Problem statement
Using the entries below, restate word for word only the lines from the one with "Parse this screenshot: output" to the final line, leaving the pictures out.

- - -

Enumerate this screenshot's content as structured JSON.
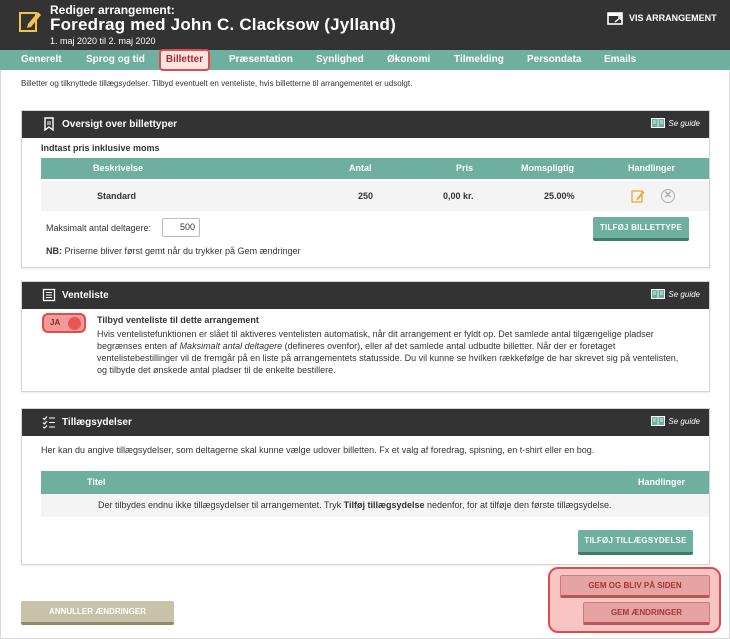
{
  "header": {
    "small_title": "Rediger arrangement:",
    "title": "Foredrag med John C. Clacksow (Jylland)",
    "dates": "1. maj 2020 til 2. maj 2020",
    "vis_label": "VIS ARRANGEMENT",
    "icon": "edit-note-icon"
  },
  "tabs": [
    {
      "label": "Generelt"
    },
    {
      "label": "Sprog og tid"
    },
    {
      "label": "Billetter",
      "active": true
    },
    {
      "label": "Præsentation"
    },
    {
      "label": "Synlighed"
    },
    {
      "label": "Økonomi"
    },
    {
      "label": "Tilmelding"
    },
    {
      "label": "Persondata"
    },
    {
      "label": "Emails"
    }
  ],
  "intro": "Billetter og tilknyttede tillægsydelser. Tilbyd eventuelt en venteliste, hvis billetterne til arrangementet er udsolgt.",
  "guide_label": "Se guide",
  "ticket_panel": {
    "title": "Oversigt over billettyper",
    "subhead": "Indtast pris inklusive moms",
    "columns": [
      "Beskrivelse",
      "Antal",
      "Pris",
      "Momspligtig",
      "Handlinger"
    ],
    "rows": [
      {
        "beskrivelse": "Standard",
        "antal": "250",
        "pris": "0,00 kr.",
        "momspligtig": "25.00%"
      }
    ],
    "max_label": "Maksimalt antal deltagere:",
    "max_value": "500",
    "nb_bold": "NB:",
    "nb_text": " Priserne bliver først gemt når du trykker på Gem ændringer",
    "add_button": "TILFØJ BILLETTYPE"
  },
  "waitlist_panel": {
    "title": "Venteliste",
    "toggle_label": "JA",
    "heading": "Tilbyd venteliste til dette arrangement",
    "text_before": "Hvis ventelistefunktionen er slået til aktiveres ventelisten automatisk, når dit arrangement er fyldt op. Det samlede antal tilgængelige pladser begrænses enten af ",
    "text_em": "Maksimalt antal deltagere",
    "text_after": " (defineres ovenfor), eller af det samlede antal udbudte billetter. Når der er foretaget ventelistebestillinger vil de fremgår på en liste på arrangementets statusside. Du vil kunne se hvilken rækkefølge de har skrevet sig på ventelisten, og tilbyde det ønskede antal pladser til de enkelte bestillere."
  },
  "addon_panel": {
    "title": "Tillægsydelser",
    "text": "Her kan du angive tillægsydelser, som deltagerne skal kunne vælge udover billetten. Fx et valg af foredrag, spisning, en t-shirt eller en bog.",
    "columns": [
      "Titel",
      "Handlinger"
    ],
    "empty_before": "Der tilbydes endnu ikke tillægsydelser til arrangementet. Tryk ",
    "empty_bold": "Tilføj tillægsydelse",
    "empty_after": " nedenfor, for at tilføje den første tillægsydelse.",
    "add_button": "TILFØJ TILLÆGSYDELSE"
  },
  "footer": {
    "cancel": "ANNULLER ÆNDRINGER",
    "save_stay": "GEM OG BLIV PÅ SIDEN",
    "save": "GEM ÆNDRINGER"
  },
  "colors": {
    "dark": "#333333",
    "teal": "#6eafa0",
    "highlight": "#e24b4b"
  }
}
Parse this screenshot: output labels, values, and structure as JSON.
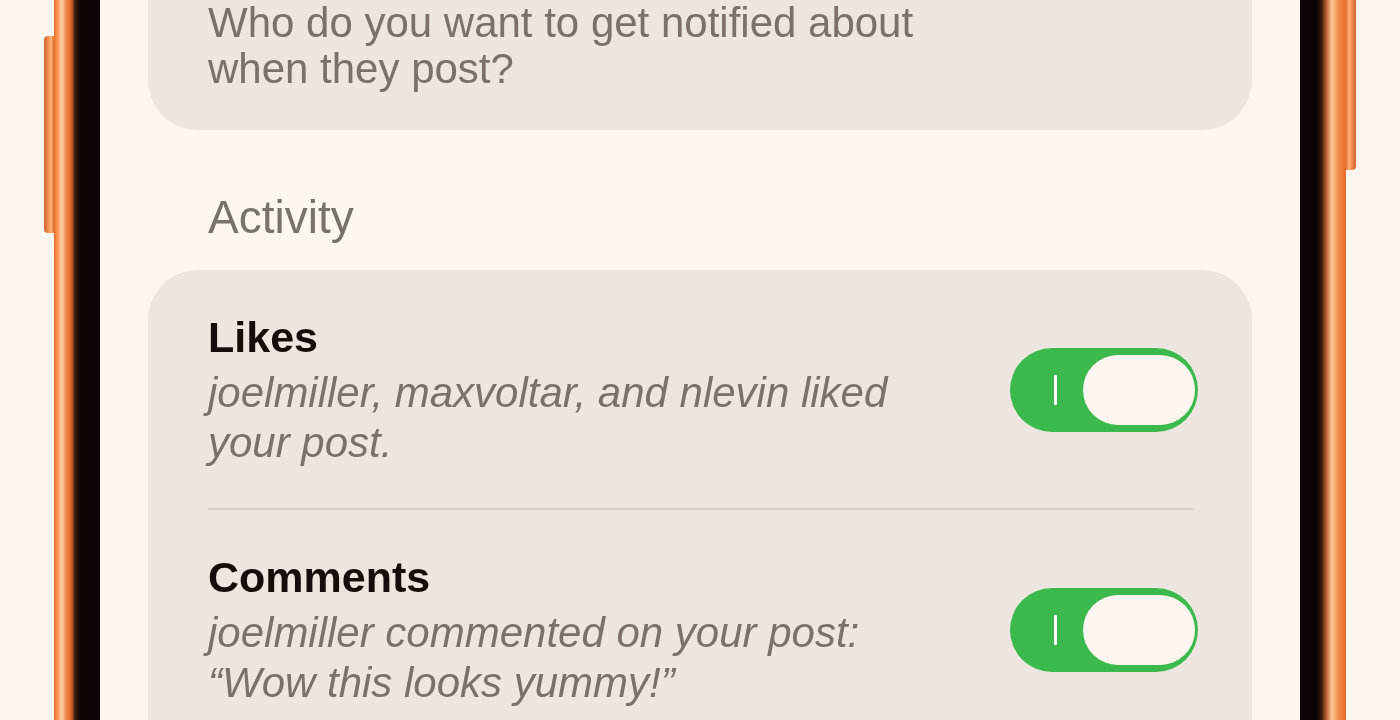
{
  "intro_card": {
    "text": "Who do you want to get notified about when they post?"
  },
  "sections": [
    {
      "title": "Activity",
      "items": [
        {
          "title": "Likes",
          "description": "joelmiller, maxvoltar, and nlevin liked your post.",
          "on": true
        },
        {
          "title": "Comments",
          "description": "joelmiller commented on your post: “Wow this looks yummy!”",
          "on": true
        }
      ]
    }
  ]
}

- - -

Output for this task
Parse this screenshot: output labels, values, and structure as JSON.
{
  "intro_card": {
    "text": "Who do you want to get notified about when they post?"
  },
  "sections": [
    {
      "title": "Activity",
      "items": [
        {
          "title": "Likes",
          "description": "joelmiller, maxvoltar, and nlevin liked your post.",
          "on": true
        },
        {
          "title": "Comments",
          "description": "joelmiller commented on your post: “Wow this looks yummy!”",
          "on": true
        }
      ]
    }
  ]
}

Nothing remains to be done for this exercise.